■ Description of the task ■
The listing below is to be output in its exact form.

(Dataset entries)
▼

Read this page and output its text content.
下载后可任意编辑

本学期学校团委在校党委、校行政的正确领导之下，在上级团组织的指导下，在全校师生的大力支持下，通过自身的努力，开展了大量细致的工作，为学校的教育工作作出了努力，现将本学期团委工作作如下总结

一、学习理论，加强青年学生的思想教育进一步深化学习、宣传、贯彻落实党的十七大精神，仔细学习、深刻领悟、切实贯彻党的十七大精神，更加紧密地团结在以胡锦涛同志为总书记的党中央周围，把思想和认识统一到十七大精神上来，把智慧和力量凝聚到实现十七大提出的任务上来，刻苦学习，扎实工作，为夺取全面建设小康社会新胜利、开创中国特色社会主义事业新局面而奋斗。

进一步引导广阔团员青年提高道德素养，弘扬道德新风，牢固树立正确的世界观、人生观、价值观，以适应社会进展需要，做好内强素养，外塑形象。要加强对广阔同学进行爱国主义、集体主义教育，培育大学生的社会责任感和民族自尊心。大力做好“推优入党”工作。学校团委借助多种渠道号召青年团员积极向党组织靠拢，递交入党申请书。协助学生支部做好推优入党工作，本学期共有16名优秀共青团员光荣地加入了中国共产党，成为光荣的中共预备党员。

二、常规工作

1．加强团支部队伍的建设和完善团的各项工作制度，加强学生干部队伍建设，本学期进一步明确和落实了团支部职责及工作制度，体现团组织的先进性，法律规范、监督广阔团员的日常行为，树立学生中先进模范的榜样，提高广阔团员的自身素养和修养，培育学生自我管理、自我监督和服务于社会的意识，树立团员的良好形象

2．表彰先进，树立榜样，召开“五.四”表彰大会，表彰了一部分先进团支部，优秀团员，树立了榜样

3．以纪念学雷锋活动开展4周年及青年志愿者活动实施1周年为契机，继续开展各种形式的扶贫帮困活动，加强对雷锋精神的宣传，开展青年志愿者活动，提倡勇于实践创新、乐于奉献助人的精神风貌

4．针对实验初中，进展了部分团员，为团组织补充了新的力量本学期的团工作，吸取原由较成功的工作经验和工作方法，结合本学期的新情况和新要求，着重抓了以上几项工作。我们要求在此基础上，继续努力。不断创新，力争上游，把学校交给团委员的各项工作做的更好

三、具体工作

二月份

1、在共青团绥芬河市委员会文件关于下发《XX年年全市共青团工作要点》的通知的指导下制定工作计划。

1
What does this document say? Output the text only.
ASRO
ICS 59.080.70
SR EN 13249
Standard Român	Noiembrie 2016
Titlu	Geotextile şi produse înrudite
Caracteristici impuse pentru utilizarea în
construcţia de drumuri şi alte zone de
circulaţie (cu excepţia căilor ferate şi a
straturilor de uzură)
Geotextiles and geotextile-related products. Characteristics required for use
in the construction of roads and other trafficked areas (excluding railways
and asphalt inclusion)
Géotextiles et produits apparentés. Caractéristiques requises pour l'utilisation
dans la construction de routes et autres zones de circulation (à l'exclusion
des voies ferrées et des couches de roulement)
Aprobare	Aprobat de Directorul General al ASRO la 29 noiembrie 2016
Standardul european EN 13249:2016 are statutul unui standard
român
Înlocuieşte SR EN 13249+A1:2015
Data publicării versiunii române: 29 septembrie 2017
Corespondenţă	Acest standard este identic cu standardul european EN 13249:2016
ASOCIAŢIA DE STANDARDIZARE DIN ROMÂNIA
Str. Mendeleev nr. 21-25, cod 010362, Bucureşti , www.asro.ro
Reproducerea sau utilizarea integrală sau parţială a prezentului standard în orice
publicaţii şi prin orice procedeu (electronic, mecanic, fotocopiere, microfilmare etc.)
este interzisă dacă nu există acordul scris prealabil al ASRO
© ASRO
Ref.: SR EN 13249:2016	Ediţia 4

▲

■ Complete response ■
Read this page and output its text content.
下载后可任意编辑

本学期学校团委在校党委、校行政的正确领导之下，在上级团组织的指导下，在全校师生的大力支持下，通过自身的努力，开展了大量细致的工作，为学校的教育工作作出了努力，现将本学期团委工作作如下总结

一、学习理论，加强青年学生的思想教育进一步深化学习、宣传、贯彻落实党的十七大精神，仔细学习、深刻领悟、切实贯彻党的十七大精神，更加紧密地团结在以胡锦涛同志为总书记的党中央周围，把思想和认识统一到十七大精神上来，把智慧和力量凝聚到实现十七大提出的任务上来，刻苦学习，扎实工作，为夺取全面建设小康社会新胜利、开创中国特色社会主义事业新局面而奋斗。

进一步引导广阔团员青年提高道德素养，弘扬道德新风，牢固树立正确的世界观、人生观、价值观，以适应社会进展需要，做好内强素养，外塑形象。要加强对广阔同学进行爱国主义、集体主义教育，培育大学生的社会责任感和民族自尊心。大力做好“推优入党”工作。学校团委借助多种渠道号召青年团员积极向党组织靠拢，递交入党申请书。协助学生支部做好推优入党工作，本学期共有16名优秀共青团员光荣地加入了中国共产党，成为光荣的中共预备党员。

二、常规工作

1．加强团支部队伍的建设和完善团的各项工作制度，加强学生干部队伍建设，本学期进一步明确和落实了团支部职责及工作制度，体现团组织的先进性，法律规范、监督广阔团员的日常行为，树立学生中先进模范的榜样，提高广阔团员的自身素养和修养，培育学生自我管理、自我监督和服务于社会的意识，树立团员的良好形象

2．表彰先进，树立榜样，召开“五.四”表彰大会，表彰了一部分先进团支部，优秀团员，树立了榜样

3．以纪念学雷锋活动开展4周年及青年志愿者活动实施1周年为契机，继续开展各种形式的扶贫帮困活动，加强对雷锋精神的宣传，开展青年志愿者活动，提倡勇于实践创新、乐于奉献助人的精神风貌

4．针对实验初中，进展了部分团员，为团组织补充了新的力量本学期的团工作，吸取原由较成功的工作经验和工作方法，结合本学期的新情况和新要求，着重抓了以上几项工作。我们要求在此基础上，继续努力。不断创新，力争上游，把学校交给团委员的各项工作做的更好

三、具体工作

二月份

1、在共青团绥芬河市委员会文件关于下发《XX年年全市共青团工作要点》的通知的指导下制定工作计划。

1
What does this document say? Output the text only.
ASRO
ICS 59.080.70
SR EN 13249
Standard Român	Noiembrie 2016
Titlu	Geotextile şi produse înrudite
Caracteristici impuse pentru utilizarea în
construcţia de drumuri şi alte zone de
circulaţie (cu excepţia căilor ferate şi a
straturilor de uzură)
Geotextiles and geotextile-related products. Characteristics required for use
in the construction of roads and other trafficked areas (excluding railways
and asphalt inclusion)
Géotextiles et produits apparentés. Caractéristiques requises pour l'utilisation
dans la construction de routes et autres zones de circulation (à l'exclusion
des voies ferrées et des couches de roulement)
Aprobare	Aprobat de Directorul General al ASRO la 29 noiembrie 2016
Standardul european EN 13249:2016 are statutul unui standard
român
Înlocuieşte SR EN 13249+A1:2015
Data publicării versiunii române: 29 septembrie 2017
Corespondenţă	Acest standard este identic cu standardul european EN 13249:2016
ASOCIAŢIA DE STANDARDIZARE DIN ROMÂNIA
Str. Mendeleev nr. 21-25, cod 010362, Bucureşti , www.asro.ro
Reproducerea sau utilizarea integrală sau parţială a prezentului standard în orice
publicaţii şi prin orice procedeu (electronic, mecanic, fotocopiere, microfilmare etc.)
este interzisă dacă nu există acordul scris prealabil al ASRO
© ASRO
Ref.: SR EN 13249:2016	Ediţia 4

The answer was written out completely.